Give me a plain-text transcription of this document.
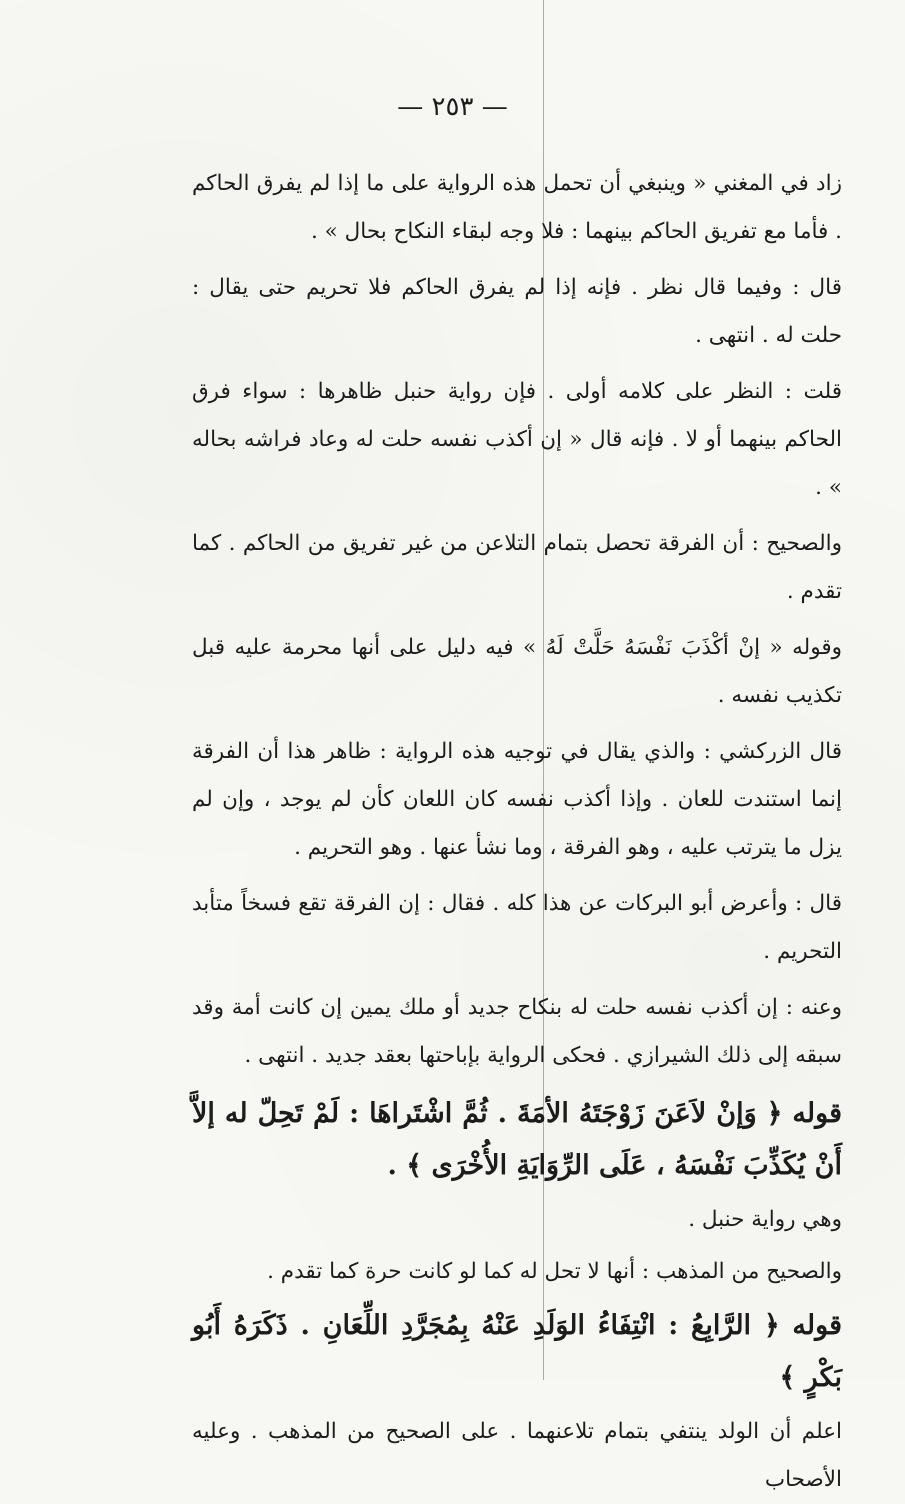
— ٢٥٣ —

زاد في المغني « وينبغي أن تحمل هذه الرواية على ما إذا لم يفرق الحاكم . فأما مع تفريق الحاكم بينهما : فلا وجه لبقاء النكاح بحال » .

قال : وفيما قال نظر . فإنه إذا لم يفرق الحاكم فلا تحريم حتى يقال : حلت له . انتهى .

قلت : النظر على كلامه أولى . فإن رواية حنبل ظاهرها : سواء فرق الحاكم بينهما أو لا . فإنه قال « إن أكذب نفسه حلت له وعاد فراشه بحاله » .

والصحيح : أن الفرقة تحصل بتمام التلاعن من غير تفريق من الحاكم . كما تقدم .

وقوله « إنْ أكْذَبَ نَفْسَهُ حَلَّتْ لَهُ » فيه دليل على أنها محرمة عليه قبل تكذيب نفسه .

قال الزركشي : والذي يقال في توجيه هذه الرواية : ظاهر هذا أن الفرقة إنما استندت للعان . وإذا أكذب نفسه كان اللعان كأن لم يوجد ، وإن لم يزل ما يترتب عليه ، وهو الفرقة ، وما نشأ عنها . وهو التحريم .

قال : وأعرض أبو البركات عن هذا كله . فقال : إن الفرقة تقع فسخاً متأبد التحريم .

وعنه : إن أكذب نفسه حلت له بنكاح جديد أو ملك يمين إن كانت أمة وقد سبقه إلى ذلك الشيرازي . فحكى الرواية بإباحتها بعقد جديد . انتهى .

قوله ﴿ وَإنْ لاَعَنَ زَوْجَتَهُ الأمَةَ . ثُمَّ اشْتَراهَا : لَمْ تَحِلّ له إلاَّ أَنْ يُكَذِّبَ نَفْسَهُ ، عَلَى الرِّوَايَةِ الأُخْرَى ﴾ .

وهي رواية حنبل .

والصحيح من المذهب : أنها لا تحل له كما لو كانت حرة كما تقدم .

قوله ﴿ الرَّابِعُ : انْتِفَاءُ الوَلَدِ عَنْهُ بِمُجَرَّدِ اللِّعَانِ . ذَكَرَهُ أَبُو بَكْرٍ ﴾

اعلم أن الولد ينتفي بتمام تلاعنهما . على الصحيح من المذهب . وعليه الأصحاب
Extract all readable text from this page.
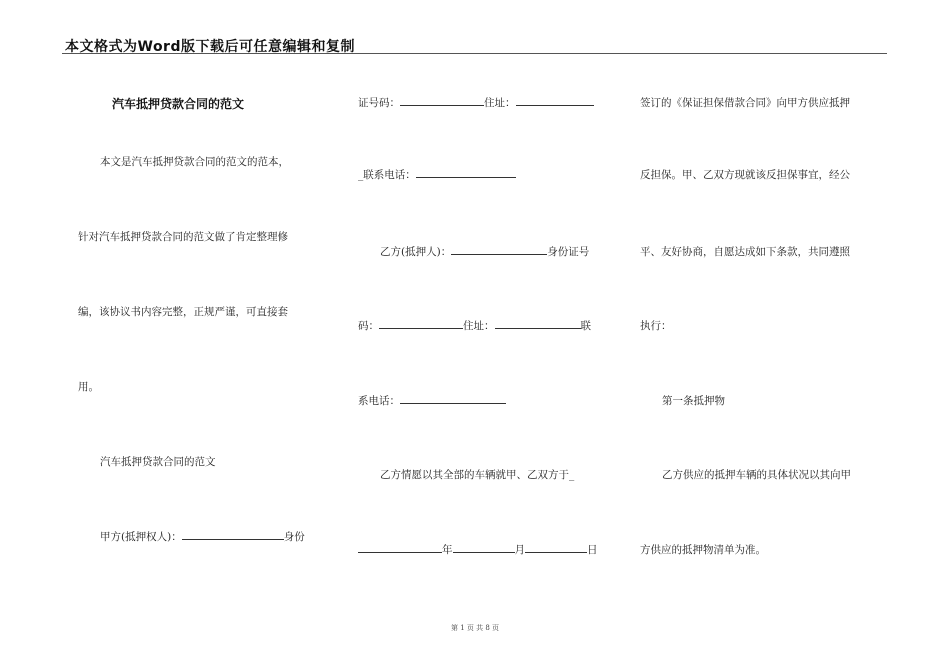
本文格式为Word版下载后可任意编辑和复制
汽车抵押贷款合同的范文
本文是汽车抵押贷款合同的范文的范本，
针对汽车抵押贷款合同的范文做了肯定整理修
编，该协议书内容完整，正规严谨，可直接套
用。
汽车抵押贷款合同的范文
甲方(抵押权人)：	身份
证号码：	住址：
_联系电话：
乙方(抵押人)：	身份证号
码：	住址：	联
系电话：
乙方情愿以其全部的车辆就甲、乙双方于_
年	月	日
签订的《保证担保借款合同》向甲方供应抵押
反担保。甲、乙双方现就该反担保事宜，经公
平、友好协商，自愿达成如下条款，共同遵照
执行：
第一条抵押物
乙方供应的抵押车辆的具体状况以其向甲
方供应的抵押物清单为准。
第 1 页 共 8 页
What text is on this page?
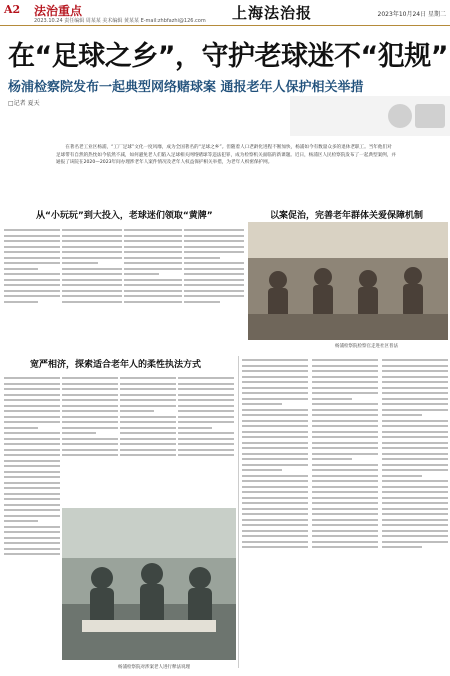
A2 法治重点
2023.10.24 责任编辑 周某某 美术编辑 黄某某 E-mail:zhbfazhi@126.com 上海法治报	2023年10月24日 星期二
在“足球之乡”，守护老球迷不“犯规”
杨浦检察院发布一起典型网络赌球案 通报老年人保护相关举措
□记者 夏天
在著名老工业区杨浦，“工厂足球”文化一度风靡，成为全国著名的“足球之乡”。但随着人口老龄化进程不断加快，杨浦如今有数量众多的退休老职工。当年他们对足球带有自然的热忱如今依然不减，如何避免老人们陷入足球相关网络赌球等违法犯罪，成为检察机关面临的新课题。近日，杨浦区人民检察院发布了一起典型案例，并通报了该院在2020—2023年间办理涉老年人案件情况及老年人权益保护相关举措，为老年人织密保护网。
从“小玩玩”到大投入，老球迷们领取“黄牌”	以案促治，完善老年群体关爱保障机制
杨浦检察院检察官走进社区普法
宽严相济，探索适合老年人的柔性执法方式
杨浦检察院对涉案老人进行释法说理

◇ ◇ ◇

→ **What the exercise asks**
In the entries above, count every line containing the word "فإنه". Write only the total.

→ **Reply**
2